• Direction: Every line of the data that contains the string "Количество" must be copied.

— Start of Source data —

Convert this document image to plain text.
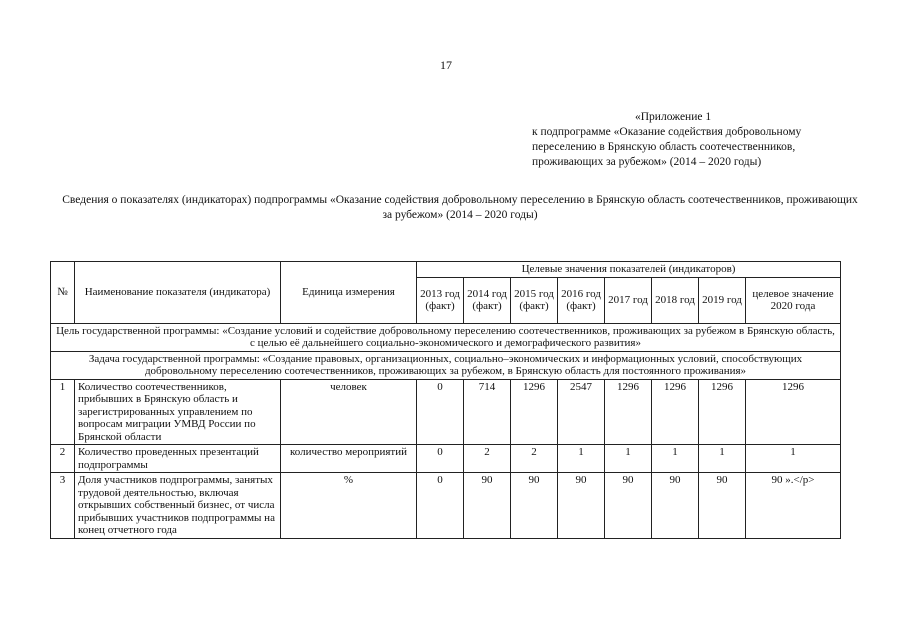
17
«Приложение 1
к подпрограмме «Оказание содействия добровольному переселению в Брянскую область соотечественников, проживающих за рубежом» (2014 – 2020 годы)
Сведения о показателях (индикаторах) подпрограммы «Оказание содействия добровольному переселению в Брянскую область соотечественников, проживающих за рубежом» (2014 – 2020 годы)
№	Наименование показателя (индикатора)	Единица измерения	Целевые значения показателей (индикаторов)							
			2013 год (факт)	2014 год (факт)	2015 год (факт)	2016 год (факт)	2017 год	2018 год	2019 год	целевое значение 2020 года
Цель государственной программы: «Создание условий и содействие добровольному переселению соотечественников, проживающих за рубежом в Брянскую область, с целью её дальнейшего социально-экономического и демографического развития»										
Задача государственной программы: «Создание правовых, организационных, социально–экономических и информационных условий, способствующих добровольному переселению соотечественников, проживающих за рубежом, в Брянскую область для постоянного проживания»										
1	Количество соотечественников, прибывших в Брянскую область и зарегистрированных управлением по вопросам миграции УМВД России по Брянской области	человек	0	714	1296	2547	1296	1296	1296	1296
2	Количество проведенных презентаций подпрограммы	количество мероприятий	0	2	2	1	1	1	1	1
3	Доля участников подпрограммы, занятых трудовой деятельностью, включая открывших собственный бизнес, от числа прибывших участников подпрограммы на конец отчетного года	%	0	90	90	90	90	90	90	90 ».</p>
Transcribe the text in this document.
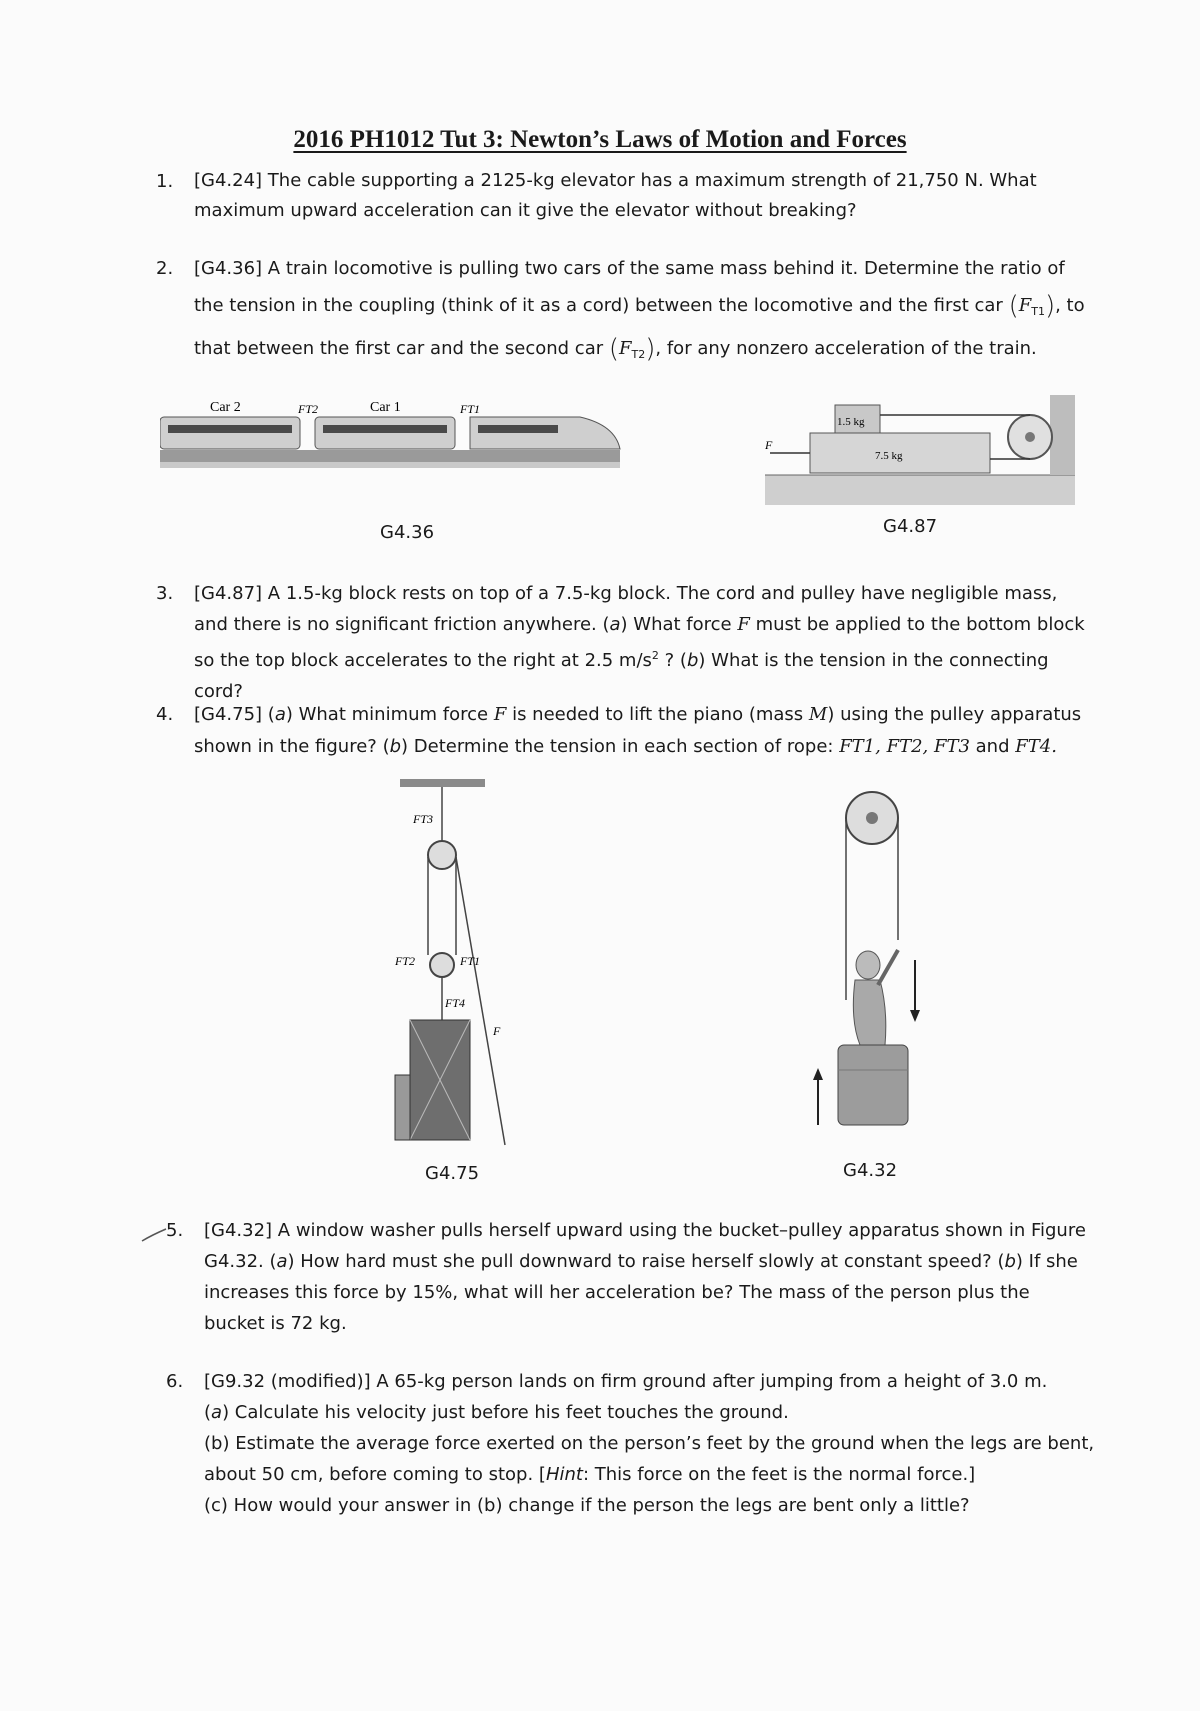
2016 PH1012 Tut 3: Newton’s Laws of Motion and Forces
1. [G4.24] The cable supporting a 2125-kg elevator has a maximum strength of 21,750 N. What maximum upward acceleration can it give the elevator without breaking?
2. [G4.36] A train locomotive is pulling two cars of the same mass behind it. Determine the ratio of the tension in the coupling (think of it as a cord) between the locomotive and the first car $(F_{T1})$, to that between the first car and the second car $(F_{T2})$, for any nonzero acceleration of the train.
Car 2	Car 1
FT2	FT1
G4.36
1.5 kg
7.5 kg
F
G4.87
3. [G4.87] A 1.5-kg block rests on top of a 7.5-kg block. The cord and pulley have negligible mass, and there is no significant friction anywhere. (a) What force F must be applied to the bottom block so the top block accelerates to the right at 2.5 $m/s^2$ ? (b) What is the tension in the connecting cord?
4. [G4.75] (a) What minimum force F is needed to lift the piano (mass M) using the pulley apparatus shown in the figure? (b) Determine the tension in each section of rope: FT1, FT2, FT3 and FT4.
FT3
FT2	FT1
FT4
F
G4.75	G4.32
5. [G4.32] A window washer pulls herself upward using the bucket–pulley apparatus shown in Figure G4.32. (a) How hard must she pull downward to raise herself slowly at constant speed? (b) If she increases this force by 15%, what will her acceleration be? The mass of the person plus the bucket is 72 kg.
6. [G9.32 (modified)] A 65-kg person lands on firm ground after jumping from a height of 3.0 m.

(a) Calculate his velocity just before his feet touches the ground.

(b) Estimate the average force exerted on the person’s feet by the ground when the legs are bent, about 50 cm, before coming to stop. [Hint: This force on the feet is the normal force.]

(c) How would your answer in (b) change if the person the legs are bent only a little?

— End of Source data —

• Solution to this task:
1	Количество соотечественников, прибывших в Брянскую область и зарегистрированных управлением по вопросам миграции УМВД России по Брянской области	человек	0	714	1296	2547	1296	1296	1296	1296
2	Количество проведенных презентаций подпрограммы	количество мероприятий	0	2	2	1	1	1	1	1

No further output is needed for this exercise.